[EXERCISE GOAL]:
Copy the records below exactly, omitting any pictures they contain.

Dataset items:
+++

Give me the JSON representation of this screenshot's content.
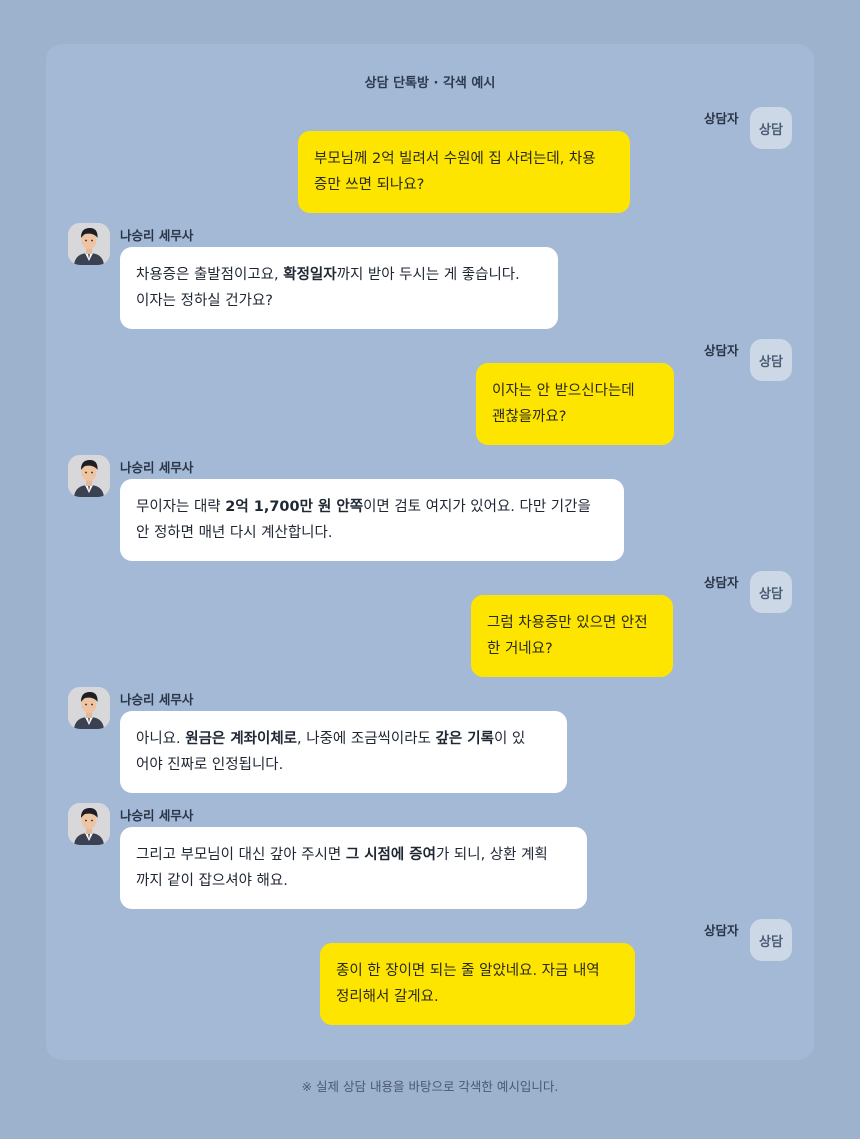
{
  "header": {
    "title": "상담 단톡방 · 각색 예시"
  },
  "footer": {
    "note": "※ 실제 상담 내용을 바탕으로 각색한 예시입니다."
  },
  "colors": {
    "background": "#9db2cd",
    "panel": "#a4b9d5",
    "my_bubble": "#fee500",
    "their_bubble": "#ffffff",
    "badge": "#cdd8e6"
  },
  "client": {
    "name": "상담자",
    "badge": "상담"
  },
  "advisor": {
    "name": "나승리 세무사",
    "avatar_icon": "person-avatar-icon"
  },
  "messages": [
    {
      "from": "client",
      "lines": [
        [
          {
            "t": "부모님께 2억 빌려서 수원에 집 사려는데, 차용"
          }
        ],
        [
          {
            "t": "증만 쓰면 되나요?"
          }
        ]
      ]
    },
    {
      "from": "advisor",
      "lines": [
        [
          {
            "t": "차용증은 출발점이고요, "
          },
          {
            "t": "확정일자",
            "b": true
          },
          {
            "t": "까지 받아 두시는 게 좋습니다."
          }
        ],
        [
          {
            "t": "이자는 정하실 건가요?"
          }
        ]
      ]
    },
    {
      "from": "client",
      "lines": [
        [
          {
            "t": "이자는 안 받으신다는데"
          }
        ],
        [
          {
            "t": "괜찮을까요?"
          }
        ]
      ]
    },
    {
      "from": "advisor",
      "lines": [
        [
          {
            "t": "무이자는 대략 "
          },
          {
            "t": "2억 1,700만 원 안쪽",
            "b": true
          },
          {
            "t": "이면 검토 여지가 있어요. 다만 기간을"
          }
        ],
        [
          {
            "t": "안 정하면 매년 다시 계산합니다."
          }
        ]
      ]
    },
    {
      "from": "client",
      "lines": [
        [
          {
            "t": "그럼 차용증만 있으면 안전"
          }
        ],
        [
          {
            "t": "한 거네요?"
          }
        ]
      ]
    },
    {
      "from": "advisor",
      "lines": [
        [
          {
            "t": "아니요. "
          },
          {
            "t": "원금은 계좌이체로",
            "b": true
          },
          {
            "t": ", 나중에 조금씩이라도 "
          },
          {
            "t": "갚은 기록",
            "b": true
          },
          {
            "t": "이 있"
          }
        ],
        [
          {
            "t": "어야 진짜로 인정됩니다."
          }
        ]
      ]
    },
    {
      "from": "advisor",
      "lines": [
        [
          {
            "t": "그리고 부모님이 대신 갚아 주시면 "
          },
          {
            "t": "그 시점에 증여",
            "b": true
          },
          {
            "t": "가 되니, 상환 계획"
          }
        ],
        [
          {
            "t": "까지 같이 잡으셔야 해요."
          }
        ]
      ]
    },
    {
      "from": "client",
      "lines": [
        [
          {
            "t": "종이 한 장이면 되는 줄 알았네요. 자금 내역"
          }
        ],
        [
          {
            "t": "정리해서 갈게요."
          }
        ]
      ]
    }
  ]
}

+++

[THE SOLUTION]:
Give me the JSON representation of this screenshot's content.
{
  "header": {
    "title": "상담 단톡방 · 각색 예시"
  },
  "footer": {
    "note": "※ 실제 상담 내용을 바탕으로 각색한 예시입니다."
  },
  "colors": {
    "background": "#9db2cd",
    "panel": "#a4b9d5",
    "my_bubble": "#fee500",
    "their_bubble": "#ffffff",
    "badge": "#cdd8e6"
  },
  "client": {
    "name": "상담자",
    "badge": "상담"
  },
  "advisor": {
    "name": "나승리 세무사",
    "avatar_icon": "person-avatar-icon"
  },
  "messages": [
    {
      "from": "client",
      "lines": [
        [
          {
            "t": "부모님께 2억 빌려서 수원에 집 사려는데, 차용"
          }
        ],
        [
          {
            "t": "증만 쓰면 되나요?"
          }
        ]
      ]
    },
    {
      "from": "advisor",
      "lines": [
        [
          {
            "t": "차용증은 출발점이고요, "
          },
          {
            "t": "확정일자",
            "b": true
          },
          {
            "t": "까지 받아 두시는 게 좋습니다."
          }
        ],
        [
          {
            "t": "이자는 정하실 건가요?"
          }
        ]
      ]
    },
    {
      "from": "client",
      "lines": [
        [
          {
            "t": "이자는 안 받으신다는데"
          }
        ],
        [
          {
            "t": "괜찮을까요?"
          }
        ]
      ]
    },
    {
      "from": "advisor",
      "lines": [
        [
          {
            "t": "무이자는 대략 "
          },
          {
            "t": "2억 1,700만 원 안쪽",
            "b": true
          },
          {
            "t": "이면 검토 여지가 있어요. 다만 기간을"
          }
        ],
        [
          {
            "t": "안 정하면 매년 다시 계산합니다."
          }
        ]
      ]
    },
    {
      "from": "client",
      "lines": [
        [
          {
            "t": "그럼 차용증만 있으면 안전"
          }
        ],
        [
          {
            "t": "한 거네요?"
          }
        ]
      ]
    },
    {
      "from": "advisor",
      "lines": [
        [
          {
            "t": "아니요. "
          },
          {
            "t": "원금은 계좌이체로",
            "b": true
          },
          {
            "t": ", 나중에 조금씩이라도 "
          },
          {
            "t": "갚은 기록",
            "b": true
          },
          {
            "t": "이 있"
          }
        ],
        [
          {
            "t": "어야 진짜로 인정됩니다."
          }
        ]
      ]
    },
    {
      "from": "advisor",
      "lines": [
        [
          {
            "t": "그리고 부모님이 대신 갚아 주시면 "
          },
          {
            "t": "그 시점에 증여",
            "b": true
          },
          {
            "t": "가 되니, 상환 계획"
          }
        ],
        [
          {
            "t": "까지 같이 잡으셔야 해요."
          }
        ]
      ]
    },
    {
      "from": "client",
      "lines": [
        [
          {
            "t": "종이 한 장이면 되는 줄 알았네요. 자금 내역"
          }
        ],
        [
          {
            "t": "정리해서 갈게요."
          }
        ]
      ]
    }
  ]
}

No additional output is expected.